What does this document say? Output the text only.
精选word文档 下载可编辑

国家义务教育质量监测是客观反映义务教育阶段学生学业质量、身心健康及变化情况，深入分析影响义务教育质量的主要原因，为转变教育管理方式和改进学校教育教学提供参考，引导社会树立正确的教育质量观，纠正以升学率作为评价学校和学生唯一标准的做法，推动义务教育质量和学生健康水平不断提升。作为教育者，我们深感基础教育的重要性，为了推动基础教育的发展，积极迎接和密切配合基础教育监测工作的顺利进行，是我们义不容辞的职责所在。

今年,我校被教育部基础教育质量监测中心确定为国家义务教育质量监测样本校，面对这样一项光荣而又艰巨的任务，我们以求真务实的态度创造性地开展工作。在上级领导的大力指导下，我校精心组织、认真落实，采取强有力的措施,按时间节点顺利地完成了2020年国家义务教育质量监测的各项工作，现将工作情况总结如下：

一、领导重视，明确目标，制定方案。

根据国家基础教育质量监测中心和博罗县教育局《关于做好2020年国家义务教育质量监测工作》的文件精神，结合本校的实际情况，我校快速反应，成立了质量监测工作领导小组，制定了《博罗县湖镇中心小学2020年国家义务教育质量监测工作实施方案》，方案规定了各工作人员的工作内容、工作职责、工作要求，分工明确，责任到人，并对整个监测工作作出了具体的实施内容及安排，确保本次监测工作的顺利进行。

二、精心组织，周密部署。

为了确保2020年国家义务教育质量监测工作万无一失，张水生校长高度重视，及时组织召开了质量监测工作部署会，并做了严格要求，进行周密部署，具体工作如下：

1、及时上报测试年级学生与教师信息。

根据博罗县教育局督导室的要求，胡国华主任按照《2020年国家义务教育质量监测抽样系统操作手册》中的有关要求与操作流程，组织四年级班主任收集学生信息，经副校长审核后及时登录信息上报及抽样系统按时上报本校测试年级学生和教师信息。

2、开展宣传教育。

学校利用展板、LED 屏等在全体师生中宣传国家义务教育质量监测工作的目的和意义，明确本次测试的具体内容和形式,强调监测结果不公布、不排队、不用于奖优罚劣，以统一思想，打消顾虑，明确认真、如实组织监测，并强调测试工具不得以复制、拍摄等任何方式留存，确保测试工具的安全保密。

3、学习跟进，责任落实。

**GIVEN TASK**
Each record should come back exactly as written.

**CORRECT RESPONSE**
What does this document say? Output the text only.
精选word文档 下载可编辑

国家义务教育质量监测是客观反映义务教育阶段学生学业质量、身心健康及变化情况，深入分析影响义务教育质量的主要原因，为转变教育管理方式和改进学校教育教学提供参考，引导社会树立正确的教育质量观，纠正以升学率作为评价学校和学生唯一标准的做法，推动义务教育质量和学生健康水平不断提升。作为教育者，我们深感基础教育的重要性，为了推动基础教育的发展，积极迎接和密切配合基础教育监测工作的顺利进行，是我们义不容辞的职责所在。

今年,我校被教育部基础教育质量监测中心确定为国家义务教育质量监测样本校，面对这样一项光荣而又艰巨的任务，我们以求真务实的态度创造性地开展工作。在上级领导的大力指导下，我校精心组织、认真落实，采取强有力的措施,按时间节点顺利地完成了2020年国家义务教育质量监测的各项工作，现将工作情况总结如下：

一、领导重视，明确目标，制定方案。

根据国家基础教育质量监测中心和博罗县教育局《关于做好2020年国家义务教育质量监测工作》的文件精神，结合本校的实际情况，我校快速反应，成立了质量监测工作领导小组，制定了《博罗县湖镇中心小学2020年国家义务教育质量监测工作实施方案》，方案规定了各工作人员的工作内容、工作职责、工作要求，分工明确，责任到人，并对整个监测工作作出了具体的实施内容及安排，确保本次监测工作的顺利进行。

二、精心组织，周密部署。

为了确保2020年国家义务教育质量监测工作万无一失，张水生校长高度重视，及时组织召开了质量监测工作部署会，并做了严格要求，进行周密部署，具体工作如下：

1、及时上报测试年级学生与教师信息。

根据博罗县教育局督导室的要求，胡国华主任按照《2020年国家义务教育质量监测抽样系统操作手册》中的有关要求与操作流程，组织四年级班主任收集学生信息，经副校长审核后及时登录信息上报及抽样系统按时上报本校测试年级学生和教师信息。

2、开展宣传教育。

学校利用展板、LED 屏等在全体师生中宣传国家义务教育质量监测工作的目的和意义，明确本次测试的具体内容和形式,强调监测结果不公布、不排队、不用于奖优罚劣，以统一思想，打消顾虑，明确认真、如实组织监测，并强调测试工具不得以复制、拍摄等任何方式留存，确保测试工具的安全保密。

3、学习跟进，责任落实。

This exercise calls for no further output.